--- Stated task ---
Each line that holds the word "Hispanic" counts once. Give the total number of such lines and nothing else.

--- Supplied data ---
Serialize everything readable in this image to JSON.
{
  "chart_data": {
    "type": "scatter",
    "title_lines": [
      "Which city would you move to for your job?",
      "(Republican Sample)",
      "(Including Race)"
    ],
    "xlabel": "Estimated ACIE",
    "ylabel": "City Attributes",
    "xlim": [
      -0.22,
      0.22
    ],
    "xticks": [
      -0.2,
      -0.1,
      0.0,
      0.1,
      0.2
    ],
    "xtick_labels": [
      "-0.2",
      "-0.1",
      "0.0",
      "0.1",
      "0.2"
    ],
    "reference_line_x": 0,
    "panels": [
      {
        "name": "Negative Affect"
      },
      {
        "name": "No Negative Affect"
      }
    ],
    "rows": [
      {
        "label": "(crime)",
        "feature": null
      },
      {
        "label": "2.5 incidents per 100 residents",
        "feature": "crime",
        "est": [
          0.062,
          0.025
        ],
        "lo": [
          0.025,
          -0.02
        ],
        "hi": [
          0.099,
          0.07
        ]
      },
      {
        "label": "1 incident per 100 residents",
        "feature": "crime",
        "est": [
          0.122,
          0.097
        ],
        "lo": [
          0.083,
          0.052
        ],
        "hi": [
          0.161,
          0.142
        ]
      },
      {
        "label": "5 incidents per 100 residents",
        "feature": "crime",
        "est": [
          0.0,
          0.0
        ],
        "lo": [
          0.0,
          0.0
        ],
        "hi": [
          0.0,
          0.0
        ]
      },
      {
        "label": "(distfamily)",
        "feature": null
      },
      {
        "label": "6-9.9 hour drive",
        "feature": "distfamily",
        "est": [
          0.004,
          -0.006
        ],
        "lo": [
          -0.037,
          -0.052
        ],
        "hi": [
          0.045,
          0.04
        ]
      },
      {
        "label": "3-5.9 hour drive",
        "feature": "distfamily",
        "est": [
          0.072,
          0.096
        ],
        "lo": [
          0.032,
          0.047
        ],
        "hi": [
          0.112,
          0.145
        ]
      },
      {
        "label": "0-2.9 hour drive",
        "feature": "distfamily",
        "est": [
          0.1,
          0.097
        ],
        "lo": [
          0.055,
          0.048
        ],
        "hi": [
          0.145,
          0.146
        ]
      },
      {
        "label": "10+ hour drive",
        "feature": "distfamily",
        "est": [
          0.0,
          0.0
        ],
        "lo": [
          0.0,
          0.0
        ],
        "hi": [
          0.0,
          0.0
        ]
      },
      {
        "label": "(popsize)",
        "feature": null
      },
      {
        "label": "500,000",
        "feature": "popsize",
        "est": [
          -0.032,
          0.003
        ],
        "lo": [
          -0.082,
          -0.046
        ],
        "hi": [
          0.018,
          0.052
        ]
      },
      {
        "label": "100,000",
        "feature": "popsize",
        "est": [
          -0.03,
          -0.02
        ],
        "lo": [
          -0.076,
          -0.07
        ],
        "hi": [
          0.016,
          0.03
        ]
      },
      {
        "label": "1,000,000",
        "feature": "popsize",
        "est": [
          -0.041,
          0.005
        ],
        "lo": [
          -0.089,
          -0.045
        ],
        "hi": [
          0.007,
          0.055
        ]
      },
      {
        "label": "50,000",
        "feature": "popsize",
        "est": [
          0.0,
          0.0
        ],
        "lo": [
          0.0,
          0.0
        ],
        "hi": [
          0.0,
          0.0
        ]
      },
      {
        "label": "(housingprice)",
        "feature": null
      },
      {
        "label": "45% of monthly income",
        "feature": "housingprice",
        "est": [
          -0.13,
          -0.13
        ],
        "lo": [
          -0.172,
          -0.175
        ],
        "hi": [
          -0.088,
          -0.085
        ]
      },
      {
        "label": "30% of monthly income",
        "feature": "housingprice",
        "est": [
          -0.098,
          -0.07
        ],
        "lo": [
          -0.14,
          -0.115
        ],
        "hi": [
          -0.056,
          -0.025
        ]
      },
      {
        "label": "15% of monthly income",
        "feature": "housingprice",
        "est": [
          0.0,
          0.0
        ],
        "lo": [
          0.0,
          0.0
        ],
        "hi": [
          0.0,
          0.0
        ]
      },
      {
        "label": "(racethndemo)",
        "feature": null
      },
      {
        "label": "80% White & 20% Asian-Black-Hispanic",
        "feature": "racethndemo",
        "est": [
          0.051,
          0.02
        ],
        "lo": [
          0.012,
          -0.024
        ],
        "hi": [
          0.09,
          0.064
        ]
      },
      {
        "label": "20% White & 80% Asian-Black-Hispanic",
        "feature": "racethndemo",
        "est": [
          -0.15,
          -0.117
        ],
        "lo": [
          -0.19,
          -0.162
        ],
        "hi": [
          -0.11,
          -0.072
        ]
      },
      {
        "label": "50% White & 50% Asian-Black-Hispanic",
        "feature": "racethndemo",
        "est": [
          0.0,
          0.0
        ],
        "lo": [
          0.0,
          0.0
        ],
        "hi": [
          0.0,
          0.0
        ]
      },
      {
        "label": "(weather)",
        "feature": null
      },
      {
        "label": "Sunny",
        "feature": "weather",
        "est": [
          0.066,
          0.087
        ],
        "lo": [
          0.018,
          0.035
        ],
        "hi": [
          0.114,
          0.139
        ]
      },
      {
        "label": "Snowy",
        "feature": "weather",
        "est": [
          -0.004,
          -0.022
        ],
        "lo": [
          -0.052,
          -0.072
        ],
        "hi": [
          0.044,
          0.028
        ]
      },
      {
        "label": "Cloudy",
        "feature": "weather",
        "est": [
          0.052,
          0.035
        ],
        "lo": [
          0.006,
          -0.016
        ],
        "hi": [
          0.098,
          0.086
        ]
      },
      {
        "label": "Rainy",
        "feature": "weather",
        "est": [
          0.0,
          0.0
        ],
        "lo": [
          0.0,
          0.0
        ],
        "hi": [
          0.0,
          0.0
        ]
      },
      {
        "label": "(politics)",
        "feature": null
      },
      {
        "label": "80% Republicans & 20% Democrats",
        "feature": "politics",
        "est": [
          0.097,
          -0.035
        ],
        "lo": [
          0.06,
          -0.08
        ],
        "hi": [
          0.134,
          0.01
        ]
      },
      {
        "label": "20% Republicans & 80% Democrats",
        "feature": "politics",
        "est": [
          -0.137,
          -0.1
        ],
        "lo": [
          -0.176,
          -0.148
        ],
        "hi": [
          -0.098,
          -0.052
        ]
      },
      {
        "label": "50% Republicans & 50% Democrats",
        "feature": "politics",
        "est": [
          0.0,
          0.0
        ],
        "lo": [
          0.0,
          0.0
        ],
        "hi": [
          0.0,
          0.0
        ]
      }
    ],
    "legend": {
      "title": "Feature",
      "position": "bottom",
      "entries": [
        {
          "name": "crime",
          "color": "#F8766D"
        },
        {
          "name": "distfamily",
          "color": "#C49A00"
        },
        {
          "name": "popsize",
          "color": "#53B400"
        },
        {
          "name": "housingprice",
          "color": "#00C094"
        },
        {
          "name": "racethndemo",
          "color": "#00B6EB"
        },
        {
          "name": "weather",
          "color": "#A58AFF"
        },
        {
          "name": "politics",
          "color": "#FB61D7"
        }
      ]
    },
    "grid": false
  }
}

--- Written answer ---
3